Records provided:
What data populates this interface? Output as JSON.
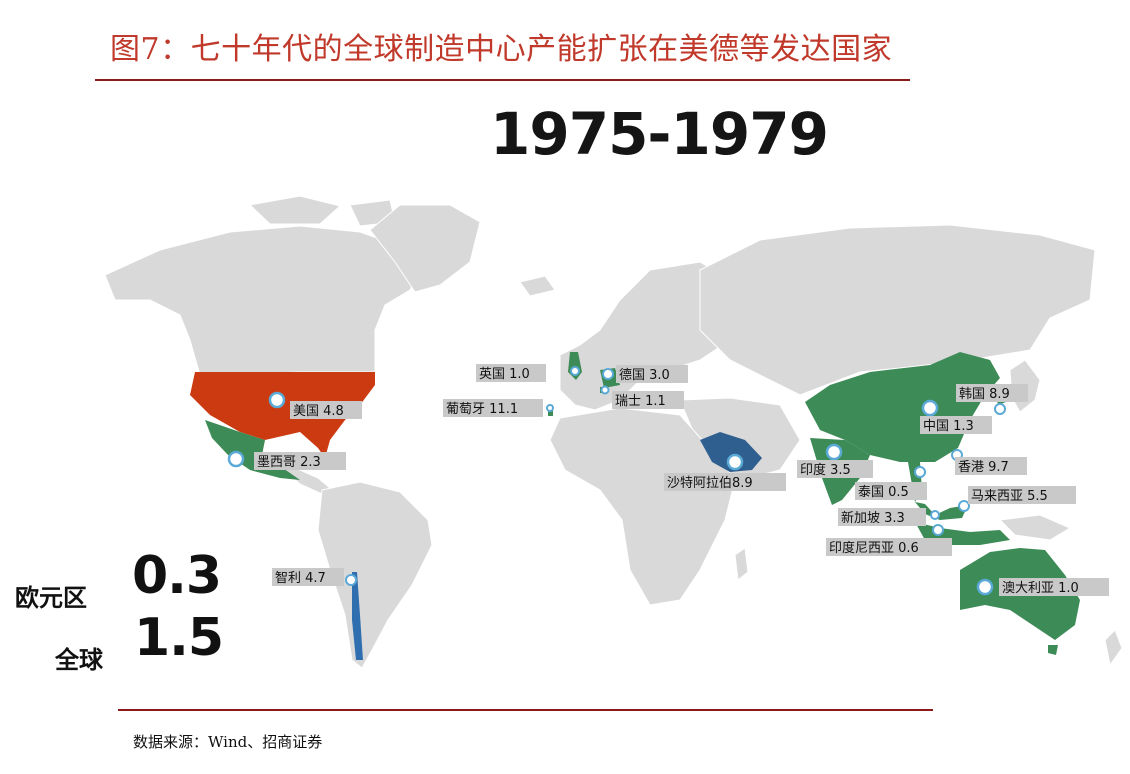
{
  "title": "图7：七十年代的全球制造中心产能扩张在美德等发达国家",
  "period": "1975-1979",
  "colors": {
    "land": "#d9d9d9",
    "high": "#3d8b57",
    "saudi": "#2f5f8f",
    "usa": "#cc3a12",
    "title": "#c0392b"
  },
  "countries": [
    {
      "name": "英国",
      "value": "1.0"
    },
    {
      "name": "德国",
      "value": "3.0"
    },
    {
      "name": "瑞士",
      "value": "1.1"
    },
    {
      "name": "葡萄牙",
      "value": "11.1"
    },
    {
      "name": "美国",
      "value": "4.8"
    },
    {
      "name": "墨西哥",
      "value": "2.3"
    },
    {
      "name": "沙特阿拉伯",
      "value": "8.9"
    },
    {
      "name": "韩国",
      "value": "8.9"
    },
    {
      "name": "中国",
      "value": "1.3"
    },
    {
      "name": "印度",
      "value": "3.5"
    },
    {
      "name": "香港",
      "value": "9.7"
    },
    {
      "name": "泰国",
      "value": "0.5"
    },
    {
      "name": "马来西亚",
      "value": "5.5"
    },
    {
      "name": "新加坡",
      "value": "3.3"
    },
    {
      "name": "印度尼西亚",
      "value": "0.6"
    },
    {
      "name": "澳大利亚",
      "value": "1.0"
    },
    {
      "name": "智利",
      "value": "4.7"
    }
  ],
  "stats": [
    {
      "label": "欧元区",
      "value": "0.3"
    },
    {
      "label": "全球",
      "value": "1.5"
    }
  ],
  "source": "数据来源：Wind、招商证券"
}
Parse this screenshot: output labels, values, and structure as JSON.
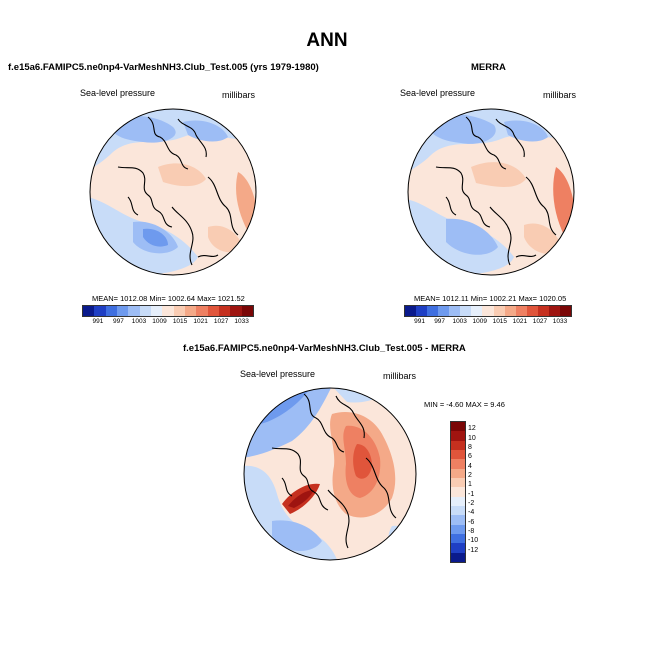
{
  "title": "ANN",
  "panel1": {
    "title": "f.e15a6.FAMIPC5.ne0np4-VarMeshNH3.Club_Test.005 (yrs 1979-1980)",
    "variable": "Sea-level pressure",
    "units": "millibars",
    "stats": "MEAN= 1012.08  Min= 1002.64  Max= 1021.52"
  },
  "panel2": {
    "title": "MERRA",
    "variable": "Sea-level pressure",
    "units": "millibars",
    "stats": "MEAN= 1012.11  Min= 1002.21  Max= 1020.05"
  },
  "panel3": {
    "title": "f.e15a6.FAMIPC5.ne0np4-VarMeshNH3.Club_Test.005 - MERRA",
    "variable": "Sea-level pressure",
    "units": "millibars",
    "stats": "MIN =  -4.60 MAX =  9.46"
  },
  "colorbar_abs": {
    "labels": [
      "991",
      "997",
      "1003",
      "1009",
      "1015",
      "1021",
      "1027",
      "1033"
    ],
    "colors": [
      "#0a1a8c",
      "#1f3fc4",
      "#3f6fe0",
      "#6e9aee",
      "#9dbdf5",
      "#c8dcf8",
      "#e6effb",
      "#fbe6da",
      "#f9ccb3",
      "#f4a988",
      "#ee8062",
      "#e0553b",
      "#c5301f",
      "#9e1410",
      "#7a0606"
    ]
  },
  "colorbar_diff": {
    "labels": [
      "12",
      "10",
      "8",
      "6",
      "4",
      "2",
      "1",
      "-1",
      "-2",
      "-4",
      "-6",
      "-8",
      "-10",
      "-12"
    ],
    "colors": [
      "#7a0606",
      "#a01410",
      "#c5301f",
      "#e0553b",
      "#ee8062",
      "#f4a988",
      "#f9ccb3",
      "#fbe6da",
      "#e6effb",
      "#c8dcf8",
      "#9dbdf5",
      "#6e9aee",
      "#3f6fe0",
      "#1f3fc4",
      "#0a1a8c"
    ]
  }
}
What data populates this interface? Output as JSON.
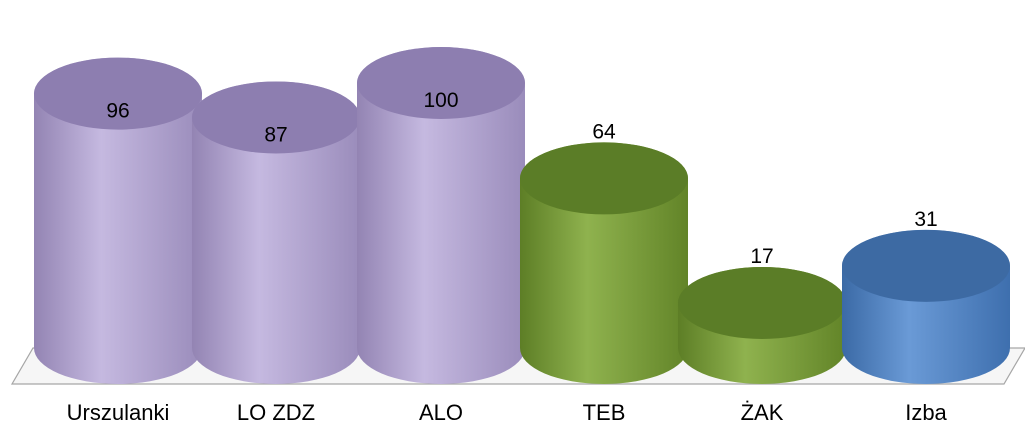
{
  "chart_data": {
    "type": "bar",
    "style": "3d-cylinder",
    "categories": [
      "Urszulanki",
      "LO ZDZ",
      "ALO",
      "TEB",
      "ŻAK",
      "Izba"
    ],
    "values": [
      96,
      87,
      100,
      64,
      17,
      31
    ],
    "data_labels": [
      "96",
      "87",
      "100",
      "64",
      "17",
      "31"
    ],
    "bar_colors": [
      "#a99bc6",
      "#a99bc6",
      "#a99bc6",
      "#77993a",
      "#77993a",
      "#4a7fbf"
    ],
    "legend": "none",
    "grid": false,
    "ylim": [
      0,
      100
    ]
  }
}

What you will do:
Of all the lines in the listing above, how many include "values"? Write only the number.

Full answer:
2